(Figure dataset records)

* START *

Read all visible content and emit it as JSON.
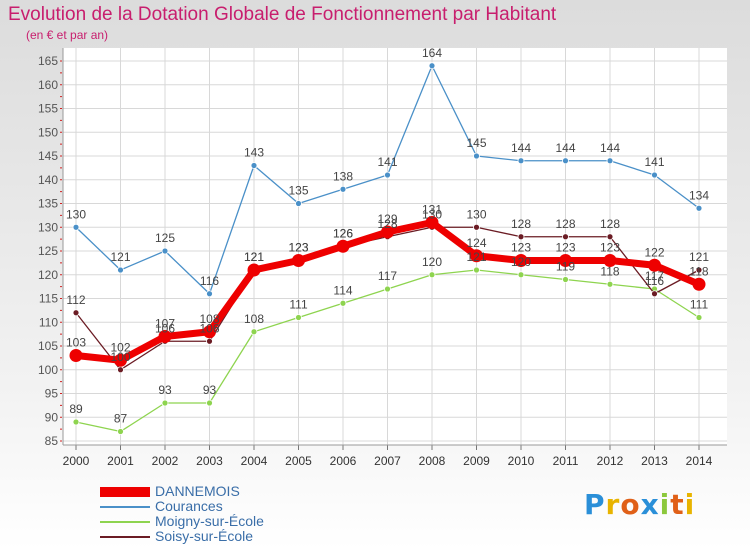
{
  "header": {
    "title": "Evolution de la Dotation Globale de Fonctionnement par Habitant",
    "subtitle": "(en € et par an)"
  },
  "logo": {
    "text": "Proxiti"
  },
  "chart_data": {
    "type": "line",
    "x": [
      2000,
      2001,
      2002,
      2003,
      2004,
      2005,
      2006,
      2007,
      2008,
      2009,
      2010,
      2011,
      2012,
      2013,
      2014
    ],
    "ylim": [
      85,
      165
    ],
    "yticks": [
      85,
      90,
      95,
      100,
      105,
      110,
      115,
      120,
      125,
      130,
      135,
      140,
      145,
      150,
      155,
      160,
      165
    ],
    "grid": true,
    "legend_position": "bottom",
    "series": [
      {
        "name": "Courances",
        "color": "#4a90c8",
        "values": [
          130,
          121,
          125,
          116,
          143,
          135,
          138,
          141,
          164,
          145,
          144,
          144,
          144,
          141,
          134
        ]
      },
      {
        "name": "Moigny-sur-École",
        "color": "#8ed44f",
        "values": [
          89,
          87,
          93,
          93,
          108,
          111,
          114,
          117,
          120,
          121,
          120,
          119,
          118,
          117,
          111
        ]
      },
      {
        "name": "Soisy-sur-École",
        "color": "#6b1c24",
        "values": [
          112,
          100,
          106,
          106,
          121,
          123,
          126,
          128,
          130,
          130,
          128,
          128,
          128,
          116,
          121
        ]
      },
      {
        "name": "DANNEMOIS",
        "color": "#ee0000",
        "values": [
          103,
          102,
          107,
          108,
          121,
          123,
          126,
          129,
          131,
          124,
          123,
          123,
          123,
          122,
          118
        ]
      }
    ],
    "legend_order": [
      "DANNEMOIS",
      "Courances",
      "Moigny-sur-École",
      "Soisy-sur-École"
    ]
  }
}
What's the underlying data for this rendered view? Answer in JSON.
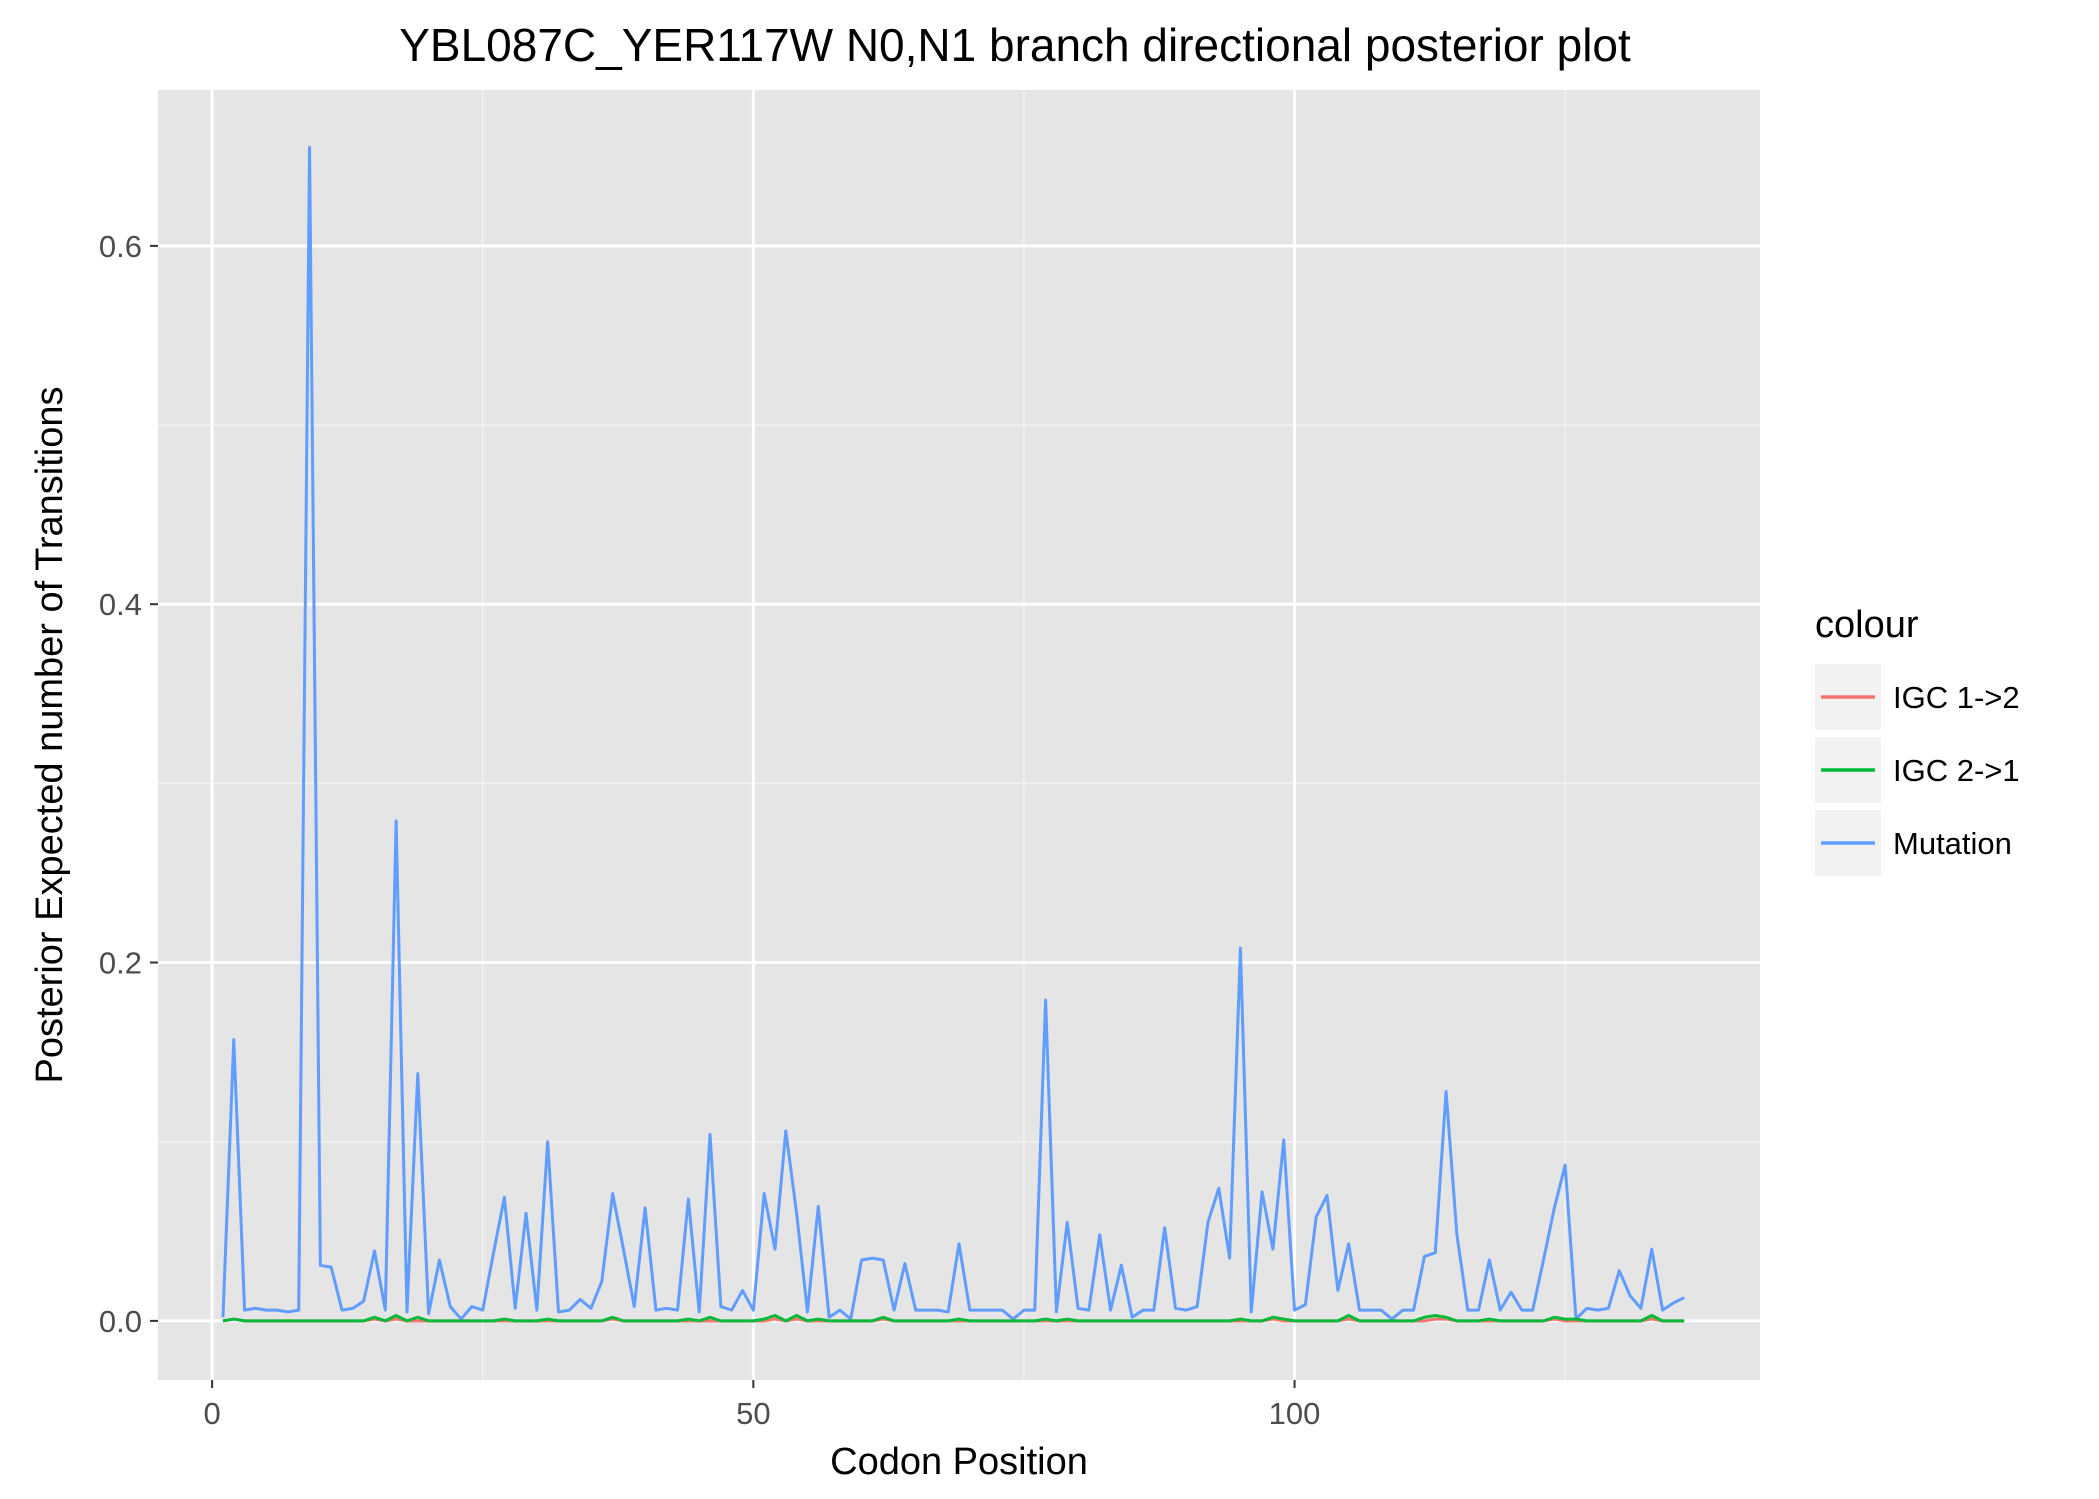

* END *

Say how many lines in this material hold "color", and say nothing else.

4